(Collected data)
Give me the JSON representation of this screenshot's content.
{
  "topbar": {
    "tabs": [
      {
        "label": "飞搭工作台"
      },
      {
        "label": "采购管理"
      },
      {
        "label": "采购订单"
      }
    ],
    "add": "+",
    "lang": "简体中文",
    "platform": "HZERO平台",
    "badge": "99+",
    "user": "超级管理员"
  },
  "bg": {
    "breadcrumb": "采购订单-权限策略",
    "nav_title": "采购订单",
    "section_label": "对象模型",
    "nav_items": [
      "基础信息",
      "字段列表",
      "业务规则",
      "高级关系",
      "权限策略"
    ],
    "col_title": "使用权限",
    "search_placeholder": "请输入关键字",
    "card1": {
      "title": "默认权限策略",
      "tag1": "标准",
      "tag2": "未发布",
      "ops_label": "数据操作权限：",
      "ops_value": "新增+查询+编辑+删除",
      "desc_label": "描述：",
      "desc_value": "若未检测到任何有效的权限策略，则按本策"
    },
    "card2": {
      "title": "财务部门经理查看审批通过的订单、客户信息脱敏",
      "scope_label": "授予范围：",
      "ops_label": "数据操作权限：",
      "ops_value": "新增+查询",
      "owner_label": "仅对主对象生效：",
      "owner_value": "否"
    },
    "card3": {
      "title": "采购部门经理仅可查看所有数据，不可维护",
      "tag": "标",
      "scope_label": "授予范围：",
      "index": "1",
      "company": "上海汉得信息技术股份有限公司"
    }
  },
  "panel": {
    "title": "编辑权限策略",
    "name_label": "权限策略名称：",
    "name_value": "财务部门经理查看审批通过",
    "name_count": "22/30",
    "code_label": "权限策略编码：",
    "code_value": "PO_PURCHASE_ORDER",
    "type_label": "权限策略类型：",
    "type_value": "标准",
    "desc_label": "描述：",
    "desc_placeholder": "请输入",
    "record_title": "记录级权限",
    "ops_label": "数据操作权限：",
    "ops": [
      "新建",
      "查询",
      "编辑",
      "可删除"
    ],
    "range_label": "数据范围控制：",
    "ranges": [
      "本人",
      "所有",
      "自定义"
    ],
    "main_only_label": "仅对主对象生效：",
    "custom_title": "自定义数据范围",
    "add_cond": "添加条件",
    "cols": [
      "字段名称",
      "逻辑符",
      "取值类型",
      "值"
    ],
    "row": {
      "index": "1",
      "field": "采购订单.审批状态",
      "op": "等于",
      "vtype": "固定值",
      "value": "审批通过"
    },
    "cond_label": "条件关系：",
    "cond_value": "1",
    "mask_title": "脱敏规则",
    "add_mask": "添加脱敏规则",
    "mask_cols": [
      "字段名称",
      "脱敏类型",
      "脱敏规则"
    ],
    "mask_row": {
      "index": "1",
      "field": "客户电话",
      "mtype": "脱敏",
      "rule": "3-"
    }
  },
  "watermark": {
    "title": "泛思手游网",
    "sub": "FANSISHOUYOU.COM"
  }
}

▶ **What to produce**: All of the entries need to be reproduced exactly; please write them out.

▶ **Solution to this problem**:
Give me the JSON representation of this screenshot's content.
{
  "topbar": {
    "tabs": [
      {
        "label": "飞搭工作台"
      },
      {
        "label": "采购管理"
      },
      {
        "label": "采购订单"
      }
    ],
    "add": "+",
    "lang": "简体中文",
    "platform": "HZERO平台",
    "badge": "99+",
    "user": "超级管理员"
  },
  "bg": {
    "breadcrumb": "采购订单-权限策略",
    "nav_title": "采购订单",
    "section_label": "对象模型",
    "nav_items": [
      "基础信息",
      "字段列表",
      "业务规则",
      "高级关系",
      "权限策略"
    ],
    "col_title": "使用权限",
    "search_placeholder": "请输入关键字",
    "card1": {
      "title": "默认权限策略",
      "tag1": "标准",
      "tag2": "未发布",
      "ops_label": "数据操作权限：",
      "ops_value": "新增+查询+编辑+删除",
      "desc_label": "描述：",
      "desc_value": "若未检测到任何有效的权限策略，则按本策"
    },
    "card2": {
      "title": "财务部门经理查看审批通过的订单、客户信息脱敏",
      "scope_label": "授予范围：",
      "ops_label": "数据操作权限：",
      "ops_value": "新增+查询",
      "owner_label": "仅对主对象生效：",
      "owner_value": "否"
    },
    "card3": {
      "title": "采购部门经理仅可查看所有数据，不可维护",
      "tag": "标",
      "scope_label": "授予范围：",
      "index": "1",
      "company": "上海汉得信息技术股份有限公司"
    }
  },
  "panel": {
    "title": "编辑权限策略",
    "name_label": "权限策略名称：",
    "name_value": "财务部门经理查看审批通过",
    "name_count": "22/30",
    "code_label": "权限策略编码：",
    "code_value": "PO_PURCHASE_ORDER",
    "type_label": "权限策略类型：",
    "type_value": "标准",
    "desc_label": "描述：",
    "desc_placeholder": "请输入",
    "record_title": "记录级权限",
    "ops_label": "数据操作权限：",
    "ops": [
      "新建",
      "查询",
      "编辑",
      "可删除"
    ],
    "range_label": "数据范围控制：",
    "ranges": [
      "本人",
      "所有",
      "自定义"
    ],
    "main_only_label": "仅对主对象生效：",
    "custom_title": "自定义数据范围",
    "add_cond": "添加条件",
    "cols": [
      "字段名称",
      "逻辑符",
      "取值类型",
      "值"
    ],
    "row": {
      "index": "1",
      "field": "采购订单.审批状态",
      "op": "等于",
      "vtype": "固定值",
      "value": "审批通过"
    },
    "cond_label": "条件关系：",
    "cond_value": "1",
    "mask_title": "脱敏规则",
    "add_mask": "添加脱敏规则",
    "mask_cols": [
      "字段名称",
      "脱敏类型",
      "脱敏规则"
    ],
    "mask_row": {
      "index": "1",
      "field": "客户电话",
      "mtype": "脱敏",
      "rule": "3-"
    }
  },
  "watermark": {
    "title": "泛思手游网",
    "sub": "FANSISHOUYOU.COM"
  }
}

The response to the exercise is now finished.